- DOCUMENT EXCERPT:
Reputation: 1701
The system I currently develop on, uses MongoDB 2.4.4
I have a collection of users.
There is a combined index: { "LASTNAME" : 1 , "FIRSTNAME" : 1 , "EMAIL" : 1 , "CITY" : 1 , "STATUS" : 1}
I also tried with single indexes, without a performance increase
The system contains 400.000 test records.
The query (Java debug from org.springframework.data.mongodb.core.query.Query):
{ "LASTNAME" : { "$regex" : "^Schm"}},
Fields: { "FIRSTNAME" : 1 , "EMAIL" : 1 , "CITY" : 1 , "STATUS" : 1 ,"LASTNAME" : 1},
Sort: { "LASTNAME" : 1 , "FIRSTNAME" : 1 , "EMAIL" : 1 , "CITY" : 1 , "STATUS" : 1}
performs within 16ms.That is fantastic.
This query is not shown in the MongoDB console (no debug information to post here).
But, I like to search not only starts with, it also should be case insensitive.

- DATA EXTRACT:
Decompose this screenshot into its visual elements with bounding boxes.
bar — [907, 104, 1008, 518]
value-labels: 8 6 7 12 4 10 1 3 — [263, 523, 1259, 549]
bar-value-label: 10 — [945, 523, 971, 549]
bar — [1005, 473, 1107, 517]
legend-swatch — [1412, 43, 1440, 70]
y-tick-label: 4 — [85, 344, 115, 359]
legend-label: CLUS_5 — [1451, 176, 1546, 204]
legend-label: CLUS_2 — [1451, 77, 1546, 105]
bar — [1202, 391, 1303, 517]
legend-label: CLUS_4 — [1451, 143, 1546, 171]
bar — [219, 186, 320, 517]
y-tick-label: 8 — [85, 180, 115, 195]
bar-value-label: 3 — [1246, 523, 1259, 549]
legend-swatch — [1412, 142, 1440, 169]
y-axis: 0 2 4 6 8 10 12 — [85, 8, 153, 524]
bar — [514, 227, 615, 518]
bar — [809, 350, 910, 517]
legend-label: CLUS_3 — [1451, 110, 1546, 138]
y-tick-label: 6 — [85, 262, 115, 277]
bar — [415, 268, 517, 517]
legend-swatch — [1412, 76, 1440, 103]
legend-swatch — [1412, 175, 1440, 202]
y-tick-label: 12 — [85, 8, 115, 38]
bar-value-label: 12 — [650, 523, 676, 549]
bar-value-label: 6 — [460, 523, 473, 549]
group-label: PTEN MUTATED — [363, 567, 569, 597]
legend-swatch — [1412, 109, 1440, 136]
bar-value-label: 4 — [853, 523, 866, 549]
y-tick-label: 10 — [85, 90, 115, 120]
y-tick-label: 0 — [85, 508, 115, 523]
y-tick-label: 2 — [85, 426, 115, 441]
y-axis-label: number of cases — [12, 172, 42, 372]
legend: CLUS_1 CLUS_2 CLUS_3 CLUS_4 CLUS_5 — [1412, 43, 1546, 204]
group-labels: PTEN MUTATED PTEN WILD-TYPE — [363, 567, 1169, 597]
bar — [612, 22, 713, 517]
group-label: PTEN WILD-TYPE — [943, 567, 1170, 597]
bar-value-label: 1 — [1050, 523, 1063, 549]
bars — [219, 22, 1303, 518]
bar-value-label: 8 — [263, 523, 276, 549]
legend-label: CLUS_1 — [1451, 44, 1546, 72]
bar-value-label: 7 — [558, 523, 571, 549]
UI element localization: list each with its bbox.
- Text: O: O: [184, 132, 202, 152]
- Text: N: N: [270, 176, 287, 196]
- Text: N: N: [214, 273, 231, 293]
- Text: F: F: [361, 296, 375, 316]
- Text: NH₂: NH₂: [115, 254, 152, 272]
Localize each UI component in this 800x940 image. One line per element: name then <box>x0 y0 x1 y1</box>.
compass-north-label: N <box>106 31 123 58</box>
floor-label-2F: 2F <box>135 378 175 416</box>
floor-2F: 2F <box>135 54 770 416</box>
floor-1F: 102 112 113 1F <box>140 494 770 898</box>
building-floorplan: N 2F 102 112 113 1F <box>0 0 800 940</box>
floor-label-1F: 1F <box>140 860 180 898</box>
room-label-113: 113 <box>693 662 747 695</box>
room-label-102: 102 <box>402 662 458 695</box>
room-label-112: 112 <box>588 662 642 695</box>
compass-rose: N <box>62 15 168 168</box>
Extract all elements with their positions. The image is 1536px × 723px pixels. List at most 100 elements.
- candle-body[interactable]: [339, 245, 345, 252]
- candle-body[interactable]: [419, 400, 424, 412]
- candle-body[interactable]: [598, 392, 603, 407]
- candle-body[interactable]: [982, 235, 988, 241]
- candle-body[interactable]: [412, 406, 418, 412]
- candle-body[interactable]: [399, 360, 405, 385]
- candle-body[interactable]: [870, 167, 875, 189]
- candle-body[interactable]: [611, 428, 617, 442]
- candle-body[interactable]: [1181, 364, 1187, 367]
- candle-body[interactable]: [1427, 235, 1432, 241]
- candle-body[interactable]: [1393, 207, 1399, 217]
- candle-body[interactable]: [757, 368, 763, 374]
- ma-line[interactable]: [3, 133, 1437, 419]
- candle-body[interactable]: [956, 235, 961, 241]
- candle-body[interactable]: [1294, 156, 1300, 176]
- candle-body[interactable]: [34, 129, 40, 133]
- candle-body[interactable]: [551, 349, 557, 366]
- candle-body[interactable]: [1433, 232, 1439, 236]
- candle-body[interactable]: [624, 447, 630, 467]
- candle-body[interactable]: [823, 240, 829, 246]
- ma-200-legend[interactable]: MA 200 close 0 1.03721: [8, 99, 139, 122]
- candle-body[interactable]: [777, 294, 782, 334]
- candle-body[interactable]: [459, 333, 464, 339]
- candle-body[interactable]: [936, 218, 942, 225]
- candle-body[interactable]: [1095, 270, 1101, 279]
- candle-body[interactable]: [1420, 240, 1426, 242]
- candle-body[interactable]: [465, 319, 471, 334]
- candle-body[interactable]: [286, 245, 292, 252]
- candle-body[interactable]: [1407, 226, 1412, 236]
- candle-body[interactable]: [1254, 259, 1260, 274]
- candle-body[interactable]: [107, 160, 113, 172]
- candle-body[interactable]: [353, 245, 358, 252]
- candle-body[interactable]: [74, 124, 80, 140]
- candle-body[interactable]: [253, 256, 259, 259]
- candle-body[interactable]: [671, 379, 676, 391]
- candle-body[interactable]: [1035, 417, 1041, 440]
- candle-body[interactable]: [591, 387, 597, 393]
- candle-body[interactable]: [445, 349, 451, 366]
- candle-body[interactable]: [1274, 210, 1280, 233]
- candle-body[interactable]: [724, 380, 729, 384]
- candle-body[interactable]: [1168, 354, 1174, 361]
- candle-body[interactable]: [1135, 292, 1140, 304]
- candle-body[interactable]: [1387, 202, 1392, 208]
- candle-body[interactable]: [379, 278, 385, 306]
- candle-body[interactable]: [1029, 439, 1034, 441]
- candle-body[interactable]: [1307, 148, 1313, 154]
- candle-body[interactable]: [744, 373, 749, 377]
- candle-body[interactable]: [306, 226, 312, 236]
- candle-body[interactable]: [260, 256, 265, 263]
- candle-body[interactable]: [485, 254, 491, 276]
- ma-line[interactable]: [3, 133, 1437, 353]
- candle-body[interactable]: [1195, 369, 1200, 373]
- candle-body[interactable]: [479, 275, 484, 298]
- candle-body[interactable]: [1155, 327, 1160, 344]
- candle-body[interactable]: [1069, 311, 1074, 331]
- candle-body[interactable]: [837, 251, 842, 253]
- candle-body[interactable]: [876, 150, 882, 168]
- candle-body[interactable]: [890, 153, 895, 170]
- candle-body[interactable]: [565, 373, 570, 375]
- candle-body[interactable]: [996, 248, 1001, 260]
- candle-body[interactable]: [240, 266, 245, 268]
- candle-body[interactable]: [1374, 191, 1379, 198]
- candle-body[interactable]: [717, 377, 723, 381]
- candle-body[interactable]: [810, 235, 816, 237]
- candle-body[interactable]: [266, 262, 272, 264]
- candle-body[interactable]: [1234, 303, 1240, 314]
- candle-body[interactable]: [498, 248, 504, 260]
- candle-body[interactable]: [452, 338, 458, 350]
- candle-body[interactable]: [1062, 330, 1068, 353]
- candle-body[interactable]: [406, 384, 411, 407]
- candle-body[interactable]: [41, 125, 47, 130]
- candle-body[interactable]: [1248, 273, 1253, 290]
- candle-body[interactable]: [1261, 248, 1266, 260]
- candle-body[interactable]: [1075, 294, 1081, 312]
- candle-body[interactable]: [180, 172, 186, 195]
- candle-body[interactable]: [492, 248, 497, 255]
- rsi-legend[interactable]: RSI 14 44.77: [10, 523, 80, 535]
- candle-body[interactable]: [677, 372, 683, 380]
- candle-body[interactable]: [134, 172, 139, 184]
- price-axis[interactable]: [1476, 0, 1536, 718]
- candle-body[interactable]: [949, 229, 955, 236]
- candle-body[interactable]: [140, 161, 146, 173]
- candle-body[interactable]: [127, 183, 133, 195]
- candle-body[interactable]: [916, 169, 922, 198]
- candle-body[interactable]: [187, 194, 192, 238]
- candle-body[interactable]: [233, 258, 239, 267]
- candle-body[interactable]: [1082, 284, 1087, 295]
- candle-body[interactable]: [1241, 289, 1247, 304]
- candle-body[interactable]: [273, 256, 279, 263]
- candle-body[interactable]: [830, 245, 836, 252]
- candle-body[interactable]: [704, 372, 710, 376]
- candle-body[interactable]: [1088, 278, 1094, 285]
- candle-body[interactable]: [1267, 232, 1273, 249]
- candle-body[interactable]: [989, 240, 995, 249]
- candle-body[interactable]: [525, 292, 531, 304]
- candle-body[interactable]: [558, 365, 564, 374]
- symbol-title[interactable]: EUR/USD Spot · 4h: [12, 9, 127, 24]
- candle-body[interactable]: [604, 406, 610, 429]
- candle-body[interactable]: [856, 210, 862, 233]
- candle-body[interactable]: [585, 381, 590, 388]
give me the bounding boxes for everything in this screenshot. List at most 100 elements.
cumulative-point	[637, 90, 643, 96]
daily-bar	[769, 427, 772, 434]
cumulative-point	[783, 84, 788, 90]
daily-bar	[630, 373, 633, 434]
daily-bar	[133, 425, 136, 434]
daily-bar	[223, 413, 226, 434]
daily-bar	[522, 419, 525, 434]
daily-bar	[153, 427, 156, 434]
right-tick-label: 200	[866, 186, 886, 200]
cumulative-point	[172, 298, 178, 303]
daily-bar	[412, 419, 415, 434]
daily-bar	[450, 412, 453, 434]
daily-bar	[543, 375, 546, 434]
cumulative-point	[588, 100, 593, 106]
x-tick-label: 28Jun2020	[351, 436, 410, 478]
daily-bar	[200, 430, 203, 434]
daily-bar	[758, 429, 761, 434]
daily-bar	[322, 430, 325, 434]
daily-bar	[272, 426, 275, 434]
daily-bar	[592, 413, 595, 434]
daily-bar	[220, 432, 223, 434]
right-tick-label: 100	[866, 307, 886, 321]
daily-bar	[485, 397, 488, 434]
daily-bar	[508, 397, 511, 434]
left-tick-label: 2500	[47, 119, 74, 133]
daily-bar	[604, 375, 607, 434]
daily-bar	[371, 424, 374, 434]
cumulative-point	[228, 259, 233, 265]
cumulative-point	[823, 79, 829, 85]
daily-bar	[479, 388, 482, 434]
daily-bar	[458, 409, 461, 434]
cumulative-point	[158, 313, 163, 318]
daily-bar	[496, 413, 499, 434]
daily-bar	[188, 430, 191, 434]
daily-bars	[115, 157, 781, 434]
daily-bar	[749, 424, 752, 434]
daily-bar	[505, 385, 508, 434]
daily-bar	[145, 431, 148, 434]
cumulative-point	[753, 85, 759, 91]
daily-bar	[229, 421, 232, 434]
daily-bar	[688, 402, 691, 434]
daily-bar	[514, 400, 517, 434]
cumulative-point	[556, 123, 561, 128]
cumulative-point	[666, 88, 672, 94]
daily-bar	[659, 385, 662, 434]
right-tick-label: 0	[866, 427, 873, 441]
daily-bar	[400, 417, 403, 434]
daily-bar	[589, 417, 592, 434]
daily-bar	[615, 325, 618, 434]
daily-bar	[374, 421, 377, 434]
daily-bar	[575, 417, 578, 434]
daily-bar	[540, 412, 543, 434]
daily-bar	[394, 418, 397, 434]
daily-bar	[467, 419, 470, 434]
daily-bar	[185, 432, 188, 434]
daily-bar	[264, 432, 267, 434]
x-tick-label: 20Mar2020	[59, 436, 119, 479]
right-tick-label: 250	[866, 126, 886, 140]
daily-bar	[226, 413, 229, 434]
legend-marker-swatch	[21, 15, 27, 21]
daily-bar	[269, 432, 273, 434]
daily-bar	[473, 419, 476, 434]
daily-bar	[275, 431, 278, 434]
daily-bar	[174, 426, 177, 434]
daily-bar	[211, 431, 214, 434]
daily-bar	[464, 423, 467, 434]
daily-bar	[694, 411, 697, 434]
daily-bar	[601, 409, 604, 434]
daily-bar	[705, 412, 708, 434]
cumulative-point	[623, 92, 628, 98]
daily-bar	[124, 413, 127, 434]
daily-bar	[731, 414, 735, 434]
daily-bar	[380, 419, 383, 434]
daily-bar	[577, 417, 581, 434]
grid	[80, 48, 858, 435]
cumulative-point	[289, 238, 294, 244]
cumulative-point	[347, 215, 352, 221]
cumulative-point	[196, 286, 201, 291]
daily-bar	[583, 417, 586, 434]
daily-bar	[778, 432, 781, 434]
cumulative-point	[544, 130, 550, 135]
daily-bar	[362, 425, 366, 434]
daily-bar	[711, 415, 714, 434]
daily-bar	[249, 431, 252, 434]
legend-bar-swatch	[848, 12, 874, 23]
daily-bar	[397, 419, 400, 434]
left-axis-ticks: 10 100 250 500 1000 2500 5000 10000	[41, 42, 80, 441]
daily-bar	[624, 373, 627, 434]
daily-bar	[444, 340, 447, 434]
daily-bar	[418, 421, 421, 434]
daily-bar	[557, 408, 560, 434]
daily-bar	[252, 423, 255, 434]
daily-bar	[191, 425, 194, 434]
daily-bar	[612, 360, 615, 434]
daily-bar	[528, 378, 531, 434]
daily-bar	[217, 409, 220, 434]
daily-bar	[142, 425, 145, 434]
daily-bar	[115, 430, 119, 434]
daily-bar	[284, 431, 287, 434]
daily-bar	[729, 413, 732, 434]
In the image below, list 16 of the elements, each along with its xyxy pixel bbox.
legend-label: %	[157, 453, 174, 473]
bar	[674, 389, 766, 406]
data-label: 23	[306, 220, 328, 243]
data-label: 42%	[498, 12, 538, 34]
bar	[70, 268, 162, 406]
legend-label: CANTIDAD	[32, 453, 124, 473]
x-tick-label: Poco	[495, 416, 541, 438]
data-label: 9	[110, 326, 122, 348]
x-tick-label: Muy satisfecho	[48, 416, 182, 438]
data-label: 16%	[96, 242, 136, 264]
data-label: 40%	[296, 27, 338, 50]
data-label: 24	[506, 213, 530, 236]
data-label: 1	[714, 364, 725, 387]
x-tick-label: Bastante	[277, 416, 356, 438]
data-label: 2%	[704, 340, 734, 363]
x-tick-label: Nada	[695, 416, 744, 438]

- STATED TASK 1: Which version of MongoDB does the system in the MongoDB post run on?
- STATED TASK 2: Quote the MongoDB post from "Reputation: 1701" up to and including "400.000 test records.".
Answer from the MongoDB post alone, not from the material.

- WRITTEN ANSWER 1: MongoDB 2.4.4

- WRITTEN ANSWER 2:
Reputation: 1701
The system I currently develop on, uses MongoDB 2.4.4
I have a collection of users.
There is a combined index: { "LASTNAME" : 1 , "FIRSTNAME" : 1 , "EMAIL" : 1 , "CITY" : 1 , "STATUS" : 1}
I also tried with single indexes, without a performance increase
The system contains 400.000 test records.